→ **THE TASK**: What lines of the data hold the string "categories"? Pull each one out.

→ **RECORD EXTRACTS**:
--
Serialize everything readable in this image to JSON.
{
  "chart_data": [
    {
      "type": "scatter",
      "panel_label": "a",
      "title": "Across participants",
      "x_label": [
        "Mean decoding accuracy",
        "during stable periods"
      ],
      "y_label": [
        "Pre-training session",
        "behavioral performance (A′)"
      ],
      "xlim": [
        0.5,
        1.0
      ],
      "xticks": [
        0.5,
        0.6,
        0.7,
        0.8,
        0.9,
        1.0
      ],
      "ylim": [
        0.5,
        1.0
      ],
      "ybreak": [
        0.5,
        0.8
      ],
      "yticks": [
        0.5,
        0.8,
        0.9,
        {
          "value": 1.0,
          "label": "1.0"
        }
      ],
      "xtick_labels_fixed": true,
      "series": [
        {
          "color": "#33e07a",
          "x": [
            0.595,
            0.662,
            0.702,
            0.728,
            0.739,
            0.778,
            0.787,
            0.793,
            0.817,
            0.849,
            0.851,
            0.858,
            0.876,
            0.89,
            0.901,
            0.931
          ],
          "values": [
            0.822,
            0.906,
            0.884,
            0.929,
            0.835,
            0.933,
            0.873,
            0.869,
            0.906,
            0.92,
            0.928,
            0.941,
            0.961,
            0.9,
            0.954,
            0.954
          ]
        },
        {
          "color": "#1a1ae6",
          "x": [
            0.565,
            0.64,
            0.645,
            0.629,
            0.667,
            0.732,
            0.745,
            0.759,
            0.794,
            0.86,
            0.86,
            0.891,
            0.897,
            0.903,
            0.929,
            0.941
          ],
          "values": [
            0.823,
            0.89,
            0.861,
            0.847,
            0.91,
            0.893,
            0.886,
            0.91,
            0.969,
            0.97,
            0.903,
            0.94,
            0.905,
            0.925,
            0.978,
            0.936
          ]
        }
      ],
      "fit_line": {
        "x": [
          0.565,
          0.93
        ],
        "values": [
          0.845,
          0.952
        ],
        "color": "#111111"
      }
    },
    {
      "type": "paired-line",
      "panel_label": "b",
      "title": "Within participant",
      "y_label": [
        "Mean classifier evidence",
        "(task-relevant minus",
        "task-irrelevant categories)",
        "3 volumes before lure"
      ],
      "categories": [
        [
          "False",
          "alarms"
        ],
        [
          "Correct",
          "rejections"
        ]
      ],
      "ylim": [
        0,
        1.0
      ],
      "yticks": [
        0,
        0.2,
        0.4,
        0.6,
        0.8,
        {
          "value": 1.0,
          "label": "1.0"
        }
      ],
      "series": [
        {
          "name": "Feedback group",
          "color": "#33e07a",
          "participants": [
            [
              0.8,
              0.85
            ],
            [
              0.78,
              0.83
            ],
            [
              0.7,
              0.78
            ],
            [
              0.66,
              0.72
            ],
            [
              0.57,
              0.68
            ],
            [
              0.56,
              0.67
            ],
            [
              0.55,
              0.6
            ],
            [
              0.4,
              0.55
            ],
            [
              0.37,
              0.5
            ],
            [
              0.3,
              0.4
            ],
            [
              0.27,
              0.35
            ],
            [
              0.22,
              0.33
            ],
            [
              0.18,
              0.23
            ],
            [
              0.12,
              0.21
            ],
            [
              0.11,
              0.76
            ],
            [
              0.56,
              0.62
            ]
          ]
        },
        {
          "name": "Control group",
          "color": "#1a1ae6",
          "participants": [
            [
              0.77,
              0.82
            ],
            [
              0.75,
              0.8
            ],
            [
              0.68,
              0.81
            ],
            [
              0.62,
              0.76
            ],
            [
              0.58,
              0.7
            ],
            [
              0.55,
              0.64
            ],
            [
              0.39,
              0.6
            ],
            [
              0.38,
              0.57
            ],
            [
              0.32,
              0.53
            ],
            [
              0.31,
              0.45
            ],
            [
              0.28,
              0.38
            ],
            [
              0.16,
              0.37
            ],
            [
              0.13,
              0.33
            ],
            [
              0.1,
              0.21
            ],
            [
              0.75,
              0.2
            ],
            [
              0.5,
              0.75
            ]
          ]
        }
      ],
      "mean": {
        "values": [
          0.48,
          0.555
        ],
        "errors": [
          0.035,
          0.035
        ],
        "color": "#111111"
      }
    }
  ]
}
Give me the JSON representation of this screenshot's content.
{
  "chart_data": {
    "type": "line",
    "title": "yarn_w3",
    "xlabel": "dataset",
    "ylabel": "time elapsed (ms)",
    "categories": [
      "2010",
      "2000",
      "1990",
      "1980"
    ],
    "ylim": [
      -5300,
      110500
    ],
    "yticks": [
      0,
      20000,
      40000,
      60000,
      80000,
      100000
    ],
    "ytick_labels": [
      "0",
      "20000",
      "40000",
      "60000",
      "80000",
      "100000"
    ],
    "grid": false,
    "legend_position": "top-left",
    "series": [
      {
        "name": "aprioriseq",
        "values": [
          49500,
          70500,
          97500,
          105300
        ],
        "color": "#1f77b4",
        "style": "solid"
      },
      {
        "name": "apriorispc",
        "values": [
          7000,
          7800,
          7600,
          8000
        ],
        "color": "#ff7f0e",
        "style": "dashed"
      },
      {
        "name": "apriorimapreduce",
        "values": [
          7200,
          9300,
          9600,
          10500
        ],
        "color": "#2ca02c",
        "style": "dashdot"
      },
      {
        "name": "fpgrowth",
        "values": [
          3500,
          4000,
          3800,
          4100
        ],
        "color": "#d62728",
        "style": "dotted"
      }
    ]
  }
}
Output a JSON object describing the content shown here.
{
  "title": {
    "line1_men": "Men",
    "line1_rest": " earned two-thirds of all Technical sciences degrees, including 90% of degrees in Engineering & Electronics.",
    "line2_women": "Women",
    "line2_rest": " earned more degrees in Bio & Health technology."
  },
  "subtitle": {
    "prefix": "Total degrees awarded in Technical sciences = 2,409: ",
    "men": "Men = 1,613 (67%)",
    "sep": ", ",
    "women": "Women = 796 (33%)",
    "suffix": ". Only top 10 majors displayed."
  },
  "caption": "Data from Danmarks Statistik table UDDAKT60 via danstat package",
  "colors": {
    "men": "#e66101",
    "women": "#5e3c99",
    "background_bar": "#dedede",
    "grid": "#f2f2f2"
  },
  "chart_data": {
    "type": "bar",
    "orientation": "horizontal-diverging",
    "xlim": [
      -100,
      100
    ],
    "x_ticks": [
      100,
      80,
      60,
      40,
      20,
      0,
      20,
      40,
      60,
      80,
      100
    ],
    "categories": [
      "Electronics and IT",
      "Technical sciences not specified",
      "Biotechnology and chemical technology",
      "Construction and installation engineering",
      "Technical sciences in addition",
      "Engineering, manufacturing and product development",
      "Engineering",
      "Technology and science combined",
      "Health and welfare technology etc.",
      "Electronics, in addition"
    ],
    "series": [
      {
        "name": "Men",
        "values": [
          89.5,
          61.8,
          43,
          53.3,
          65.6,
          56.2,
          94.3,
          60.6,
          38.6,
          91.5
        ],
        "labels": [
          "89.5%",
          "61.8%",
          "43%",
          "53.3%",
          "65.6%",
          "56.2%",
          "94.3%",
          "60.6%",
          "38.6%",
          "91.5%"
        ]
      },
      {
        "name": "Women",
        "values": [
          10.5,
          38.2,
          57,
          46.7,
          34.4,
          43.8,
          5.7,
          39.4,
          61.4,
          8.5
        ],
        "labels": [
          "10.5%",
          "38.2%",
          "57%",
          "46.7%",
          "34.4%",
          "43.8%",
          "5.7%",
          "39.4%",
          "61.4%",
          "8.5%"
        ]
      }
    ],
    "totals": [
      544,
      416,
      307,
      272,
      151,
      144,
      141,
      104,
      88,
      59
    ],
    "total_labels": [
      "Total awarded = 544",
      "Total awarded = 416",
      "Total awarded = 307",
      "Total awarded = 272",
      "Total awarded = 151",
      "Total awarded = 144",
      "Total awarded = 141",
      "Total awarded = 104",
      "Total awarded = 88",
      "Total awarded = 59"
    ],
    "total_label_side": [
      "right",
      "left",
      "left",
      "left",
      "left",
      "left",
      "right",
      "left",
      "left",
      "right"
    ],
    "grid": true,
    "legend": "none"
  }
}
--
→ **FULL RESPONSE**:
        "task-irrelevant categories)",
      "categories": [
    "categories": [
    "categories": [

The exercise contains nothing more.